▶ [Dataset rows]:
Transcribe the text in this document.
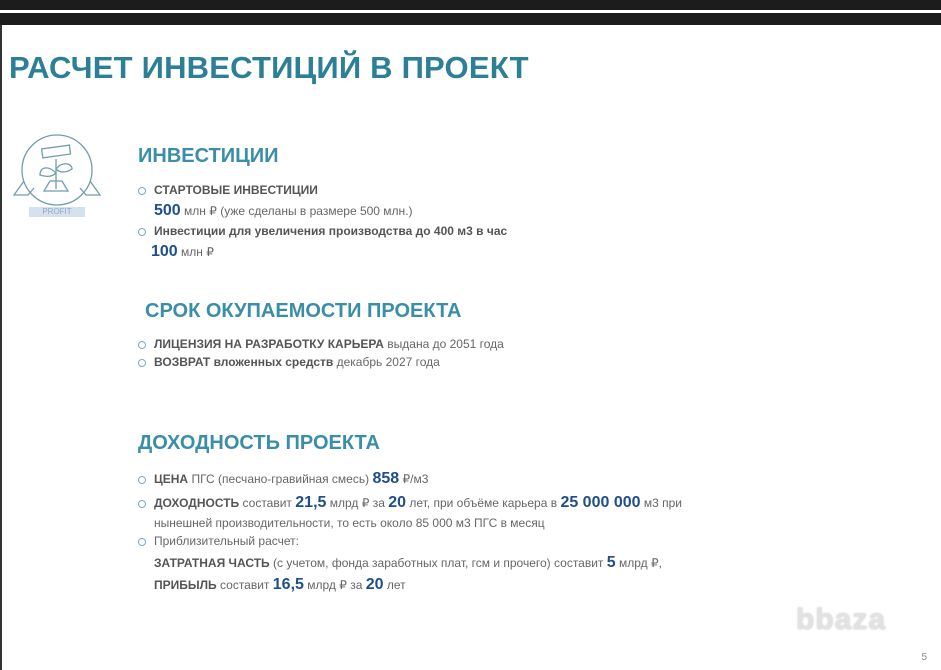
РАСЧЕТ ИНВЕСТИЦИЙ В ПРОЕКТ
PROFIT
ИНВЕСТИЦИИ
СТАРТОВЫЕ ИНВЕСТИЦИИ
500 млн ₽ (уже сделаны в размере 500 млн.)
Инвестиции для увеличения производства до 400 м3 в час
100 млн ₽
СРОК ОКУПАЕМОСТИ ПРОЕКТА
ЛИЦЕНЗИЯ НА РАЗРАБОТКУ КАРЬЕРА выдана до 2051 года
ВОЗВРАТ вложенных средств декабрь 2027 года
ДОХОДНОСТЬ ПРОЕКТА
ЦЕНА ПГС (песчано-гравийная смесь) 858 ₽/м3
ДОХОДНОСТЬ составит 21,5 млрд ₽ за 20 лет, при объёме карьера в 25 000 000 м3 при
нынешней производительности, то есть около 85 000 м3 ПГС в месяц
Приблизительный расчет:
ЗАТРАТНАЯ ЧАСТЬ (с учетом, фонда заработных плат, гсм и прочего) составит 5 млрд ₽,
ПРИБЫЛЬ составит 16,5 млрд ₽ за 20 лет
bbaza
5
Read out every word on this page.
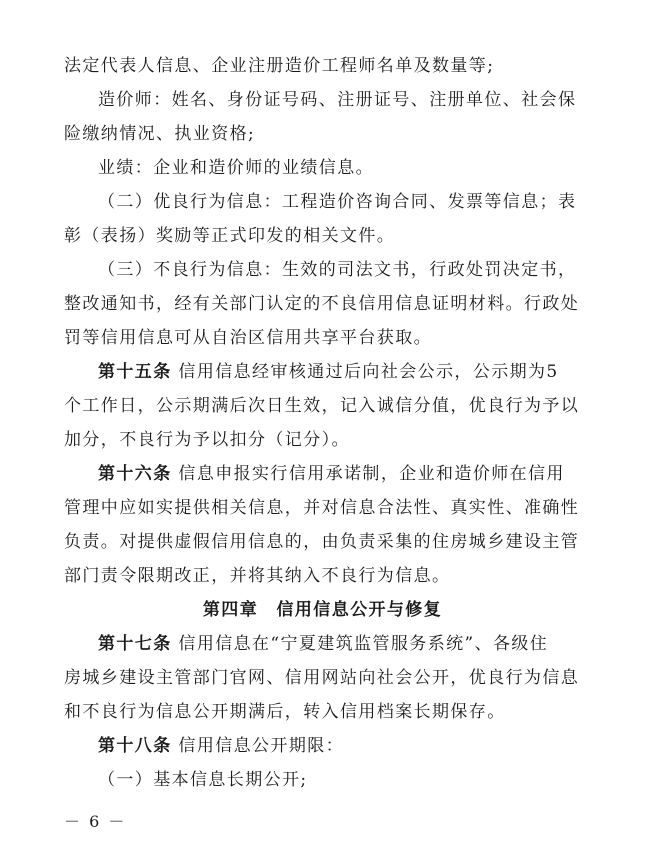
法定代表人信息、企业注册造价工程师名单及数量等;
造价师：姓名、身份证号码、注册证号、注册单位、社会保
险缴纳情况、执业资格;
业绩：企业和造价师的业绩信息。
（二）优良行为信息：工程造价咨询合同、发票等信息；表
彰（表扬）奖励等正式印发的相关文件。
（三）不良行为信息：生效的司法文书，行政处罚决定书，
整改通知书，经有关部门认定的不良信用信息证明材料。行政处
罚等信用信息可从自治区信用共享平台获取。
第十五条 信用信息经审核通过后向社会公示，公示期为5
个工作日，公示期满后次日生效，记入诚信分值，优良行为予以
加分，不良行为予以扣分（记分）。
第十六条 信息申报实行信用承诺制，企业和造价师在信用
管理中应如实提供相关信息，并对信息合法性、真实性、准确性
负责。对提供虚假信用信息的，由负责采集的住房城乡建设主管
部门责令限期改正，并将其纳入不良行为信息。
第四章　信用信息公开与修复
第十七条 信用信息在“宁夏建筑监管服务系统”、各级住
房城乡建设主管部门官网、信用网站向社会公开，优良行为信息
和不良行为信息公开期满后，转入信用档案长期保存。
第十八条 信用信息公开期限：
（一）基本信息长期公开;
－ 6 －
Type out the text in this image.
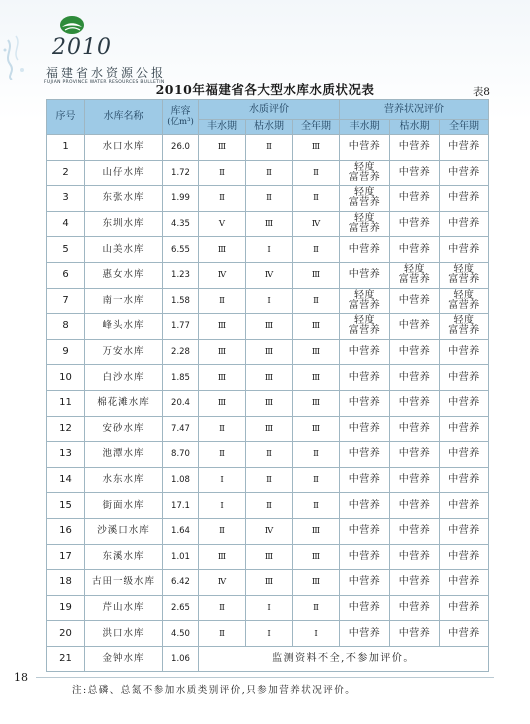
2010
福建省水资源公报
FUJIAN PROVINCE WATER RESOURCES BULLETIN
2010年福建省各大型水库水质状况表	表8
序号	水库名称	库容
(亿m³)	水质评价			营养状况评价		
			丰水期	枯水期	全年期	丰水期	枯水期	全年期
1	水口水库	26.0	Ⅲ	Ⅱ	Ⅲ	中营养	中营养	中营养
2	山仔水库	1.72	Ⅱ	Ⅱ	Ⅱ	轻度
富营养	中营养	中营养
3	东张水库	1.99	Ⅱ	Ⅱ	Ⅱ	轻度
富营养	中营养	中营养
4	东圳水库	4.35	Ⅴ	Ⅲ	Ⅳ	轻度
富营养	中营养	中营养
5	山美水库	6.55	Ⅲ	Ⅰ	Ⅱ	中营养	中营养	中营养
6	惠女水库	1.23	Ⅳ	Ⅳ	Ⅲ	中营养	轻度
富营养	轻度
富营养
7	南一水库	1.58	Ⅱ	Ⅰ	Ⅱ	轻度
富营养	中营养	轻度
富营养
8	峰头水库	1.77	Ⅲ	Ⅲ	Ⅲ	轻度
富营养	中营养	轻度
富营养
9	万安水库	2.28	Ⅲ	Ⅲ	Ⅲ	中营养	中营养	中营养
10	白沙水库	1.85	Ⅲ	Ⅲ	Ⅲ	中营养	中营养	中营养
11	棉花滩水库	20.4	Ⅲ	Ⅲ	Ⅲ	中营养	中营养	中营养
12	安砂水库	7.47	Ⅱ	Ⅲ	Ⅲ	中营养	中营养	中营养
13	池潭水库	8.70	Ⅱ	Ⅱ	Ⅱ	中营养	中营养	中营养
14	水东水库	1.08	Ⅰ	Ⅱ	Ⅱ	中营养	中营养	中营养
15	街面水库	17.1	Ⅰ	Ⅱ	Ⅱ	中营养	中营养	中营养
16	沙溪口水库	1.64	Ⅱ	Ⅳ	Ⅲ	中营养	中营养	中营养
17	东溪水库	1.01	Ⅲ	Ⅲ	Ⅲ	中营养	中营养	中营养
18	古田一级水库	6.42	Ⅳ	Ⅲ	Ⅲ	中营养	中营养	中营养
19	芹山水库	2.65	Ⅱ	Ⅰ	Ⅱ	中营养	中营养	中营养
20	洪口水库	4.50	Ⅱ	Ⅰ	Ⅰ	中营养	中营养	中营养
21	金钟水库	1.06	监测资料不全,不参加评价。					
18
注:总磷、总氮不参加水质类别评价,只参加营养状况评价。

▶ [Goal of the exercise]: Copy each line containing the word "года" from the data.

▶ [Answer for this exercise]:
ЛИЦЕНЗИЯ НА РАЗРАБОТКУ КАРЬЕРА выдана до 2051 года
ВОЗВРАТ вложенных средств декабрь 2027 года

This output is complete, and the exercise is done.